STATED TASK: Count how many lines of the records below contain the string "label", matching case exactly, and reply with only that number.
— BEGIN —
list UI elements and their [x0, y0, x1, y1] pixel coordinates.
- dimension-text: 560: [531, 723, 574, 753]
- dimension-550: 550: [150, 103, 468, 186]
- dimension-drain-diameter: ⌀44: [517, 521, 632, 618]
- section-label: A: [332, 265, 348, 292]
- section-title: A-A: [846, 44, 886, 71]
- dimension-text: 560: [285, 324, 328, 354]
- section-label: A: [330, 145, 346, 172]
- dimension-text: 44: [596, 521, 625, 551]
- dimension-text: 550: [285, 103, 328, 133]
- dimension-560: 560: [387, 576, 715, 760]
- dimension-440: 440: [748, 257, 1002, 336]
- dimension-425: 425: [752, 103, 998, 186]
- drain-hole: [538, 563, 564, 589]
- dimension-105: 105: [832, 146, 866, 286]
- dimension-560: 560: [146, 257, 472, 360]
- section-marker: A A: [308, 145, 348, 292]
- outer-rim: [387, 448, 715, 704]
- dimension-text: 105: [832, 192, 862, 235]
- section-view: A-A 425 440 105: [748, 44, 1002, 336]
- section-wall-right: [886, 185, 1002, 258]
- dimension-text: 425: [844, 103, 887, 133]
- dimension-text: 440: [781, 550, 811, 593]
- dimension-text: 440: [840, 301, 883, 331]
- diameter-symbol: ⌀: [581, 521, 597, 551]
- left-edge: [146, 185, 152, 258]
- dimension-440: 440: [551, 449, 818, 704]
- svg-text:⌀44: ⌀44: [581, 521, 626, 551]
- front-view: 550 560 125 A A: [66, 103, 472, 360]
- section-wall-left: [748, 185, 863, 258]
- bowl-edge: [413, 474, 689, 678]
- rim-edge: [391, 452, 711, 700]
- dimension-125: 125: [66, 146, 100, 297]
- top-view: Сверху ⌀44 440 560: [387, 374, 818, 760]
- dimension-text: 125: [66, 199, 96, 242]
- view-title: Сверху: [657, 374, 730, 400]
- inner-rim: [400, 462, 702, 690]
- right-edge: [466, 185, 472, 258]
— END —
WRITTEN SOLUTION: 2